◆ **Your task**:
Give, as a bare number, the count of lines that contain the word "this".

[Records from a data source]
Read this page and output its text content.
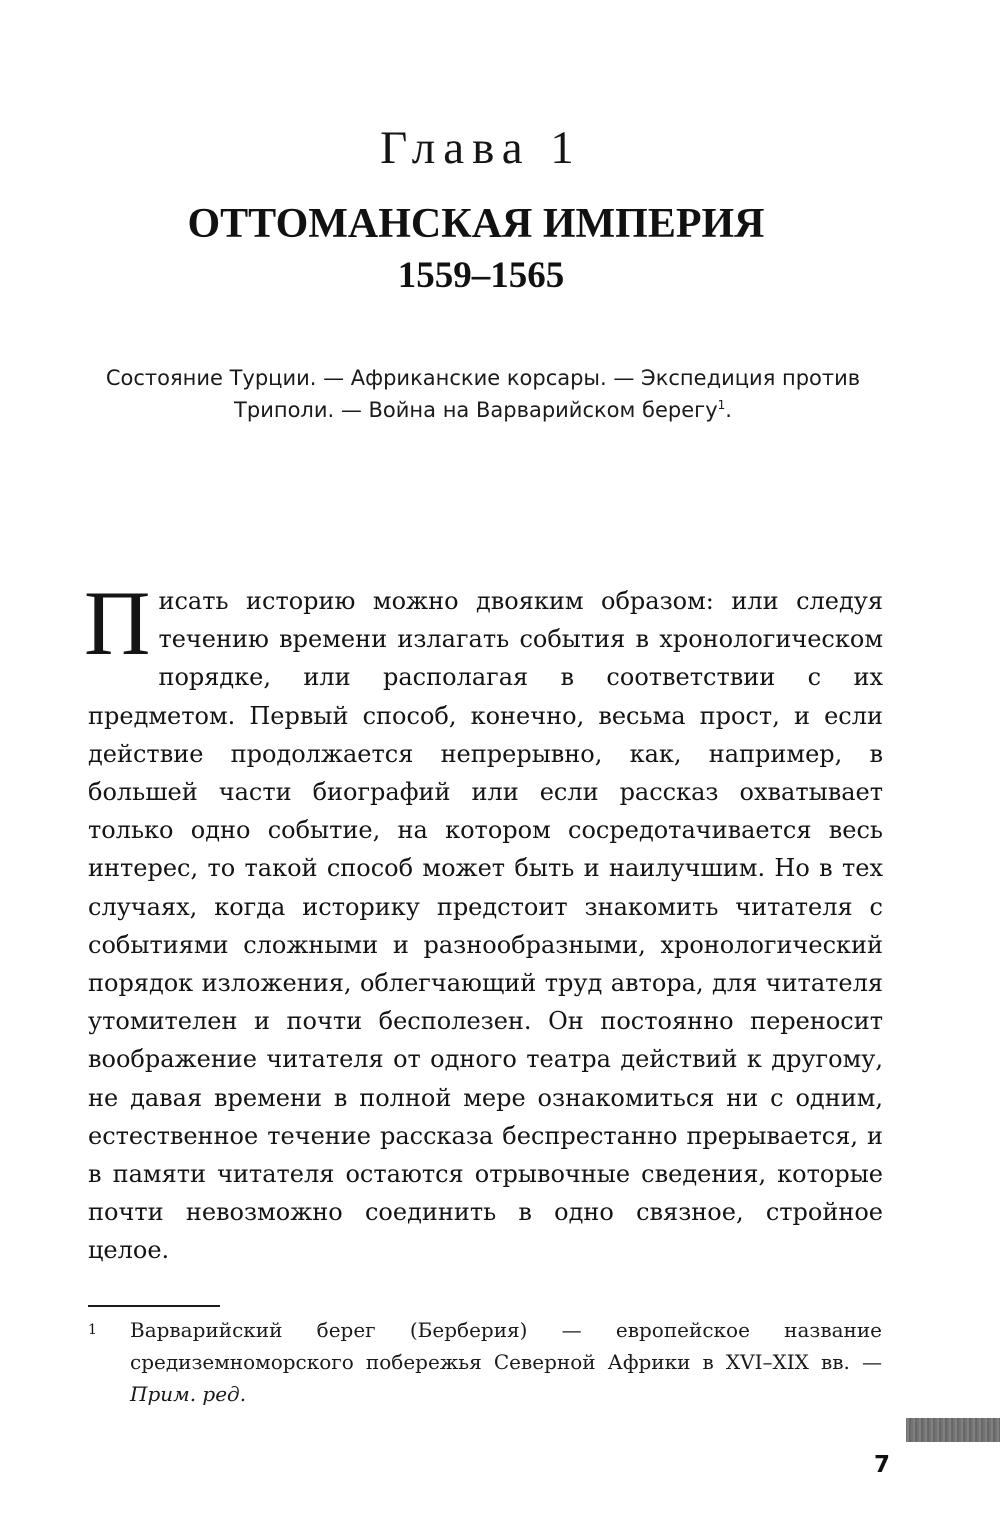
Глава 1
ОТТОМАНСКАЯ ИМПЕРИЯ
1559–1565
Состояние Турции. — Африканские корсары. — Экспедиция против Триполи. — Война на Варварийском берегу$^1$.

Писать историю можно двояким образом: или следуя течению времени излагать события в хронологическом порядке, или располагая в соответствии с их предметом. Первый способ, конечно, весьма прост, и если действие продолжается непрерывно, как, например, в большей части биографий или если рассказ охватывает только одно событие, на котором сосредотачивается весь интерес, то такой способ может быть и наилучшим. Но в тех случаях, когда историку предстоит знакомить читателя с событиями сложными и разнообразными, хронологический порядок изложения, облегчающий труд автора, для читателя утомителен и почти бесполезен. Он постоянно переносит воображение читателя от одного театра действий к другому, не давая времени в полной мере ознакомиться ни с одним, естественное течение рассказа беспрестанно прерывается, и в памяти читателя остаются отрывочные сведения, которые почти невозможно соединить в одно связное, стройное целое.

1 Варварийский берег (Берберия) — европейское название средиземноморского побережья Северной Африки в XVI–XIX вв. — Прим. ред.

7
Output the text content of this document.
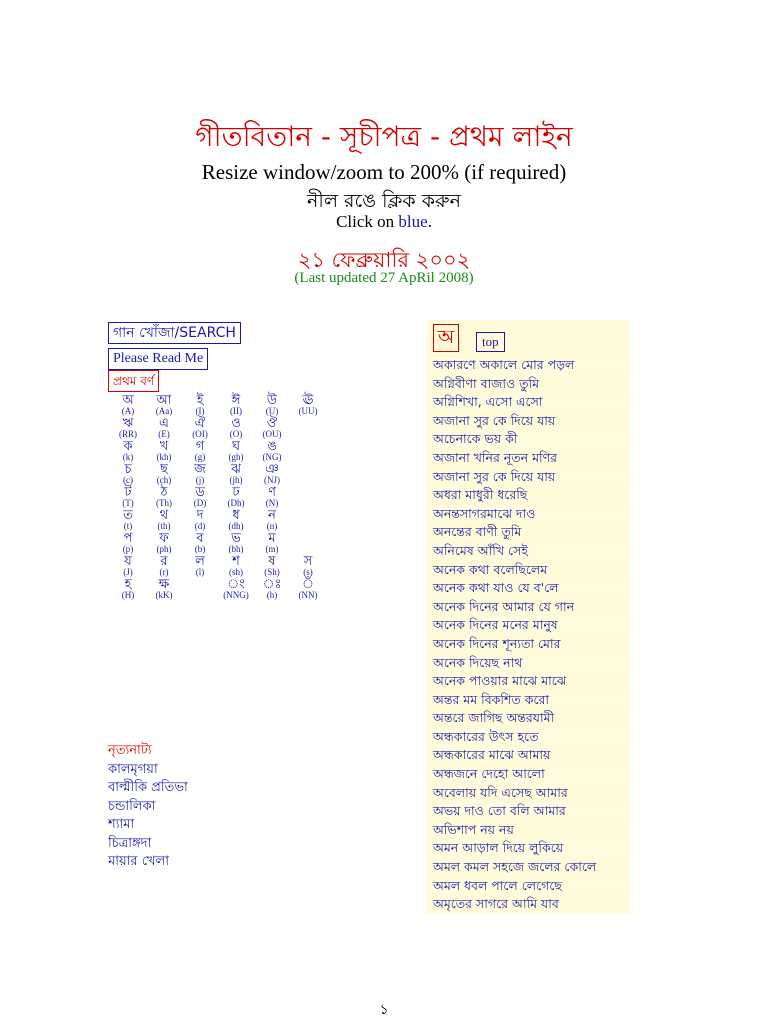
গীতবিতান - সূচীপত্র - প্রথম লাইন
Resize window/zoom to 200% (if required)
নীল রঙে ক্লিক করুন
Click on blue.
২১ ফেব্রুয়ারি ২০০২
(Last updated 27 ApRil 2008)
গান খোঁজা/SEARCH
Please Read Me
প্রথম বর্ণ
অ
(A)
আ
(Aa)
ই
(I)
ঈ
(II)
উ
(U)
ঊ
(UU)
ঋ
(RR)
এ
(E)
ঐ
(OI)
ও
(O)
ঔ
(OU)
ক
(k)
খ
(kh)
গ
(g)
ঘ
(gh)
ঙ
(NG)
চ
(c)
ছ
(ch)
জ
(j)
ঝ
(jh)
ঞ
(NJ)
ট
(T)
ঠ
(Th)
ড
(D)
ঢ
(Dh)
ণ
(N)
ত
(t)
থ
(th)
দ
(d)
ধ
(dh)
ন
(n)
প
(p)
ফ
(ph)
ব
(b)
ভ
(bh)
ম
(m)
য
(J)
র
(r)
ল
(l)
শ
(sh)
ষ
(Sh)
স
(s)
হ
(H)
ক্ষ
(kK)
ং
(NNG)
ঃ
(h)
ঁ
(NN)
নৃত্যনাট্য
কালমৃগয়া
বাল্মীকি প্রতিভা
চন্ডালিকা
শ্যামা
চিত্রাঙ্গদা
মায়ার খেলা
অ	top
অকারণে অকালে মোর পড়ল
অগ্নিবীণা বাজাও তুমি
অগ্নিশিখা, এসো এসো
অজানা সুর কে দিয়ে যায়
অচেনাকে ভয় কী
অজানা খনির নূতন মণির
অজানা সুর কে দিয়ে যায়
অধরা মাধুরী ধরেছি
অনন্তসাগরমাঝে দাও
অনন্তের বাণী তুমি
অনিমেষ আঁখি সেই
অনেক কথা বলেছিলেম
অনেক কথা যাও যে ব'লে
অনেক দিনের আমার যে গান
অনেক দিনের মনের মানুষ
অনেক দিনের শূন্যতা মোর
অনেক দিয়েছ নাথ
অনেক পাওয়ার মাঝে মাঝে
অন্তর মম বিকশিত করো
অন্তরে জাগিছ অন্তরযামী
অন্ধকারের উৎস হতে
অন্ধকারের মাঝে আমায়
অন্ধজনে দেহো আলো
অবেলায় যদি এসেছ আমার
অভয় দাও তো বলি আমার
অভিশাপ নয় নয়
অমন আড়াল দিয়ে লুকিয়ে
অমল কমল সহজে জলের কোলে
অমল ধবল পালে লেগেছে
অমৃতের সাগরে আমি যাব
১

◆ **Expected answer**:
2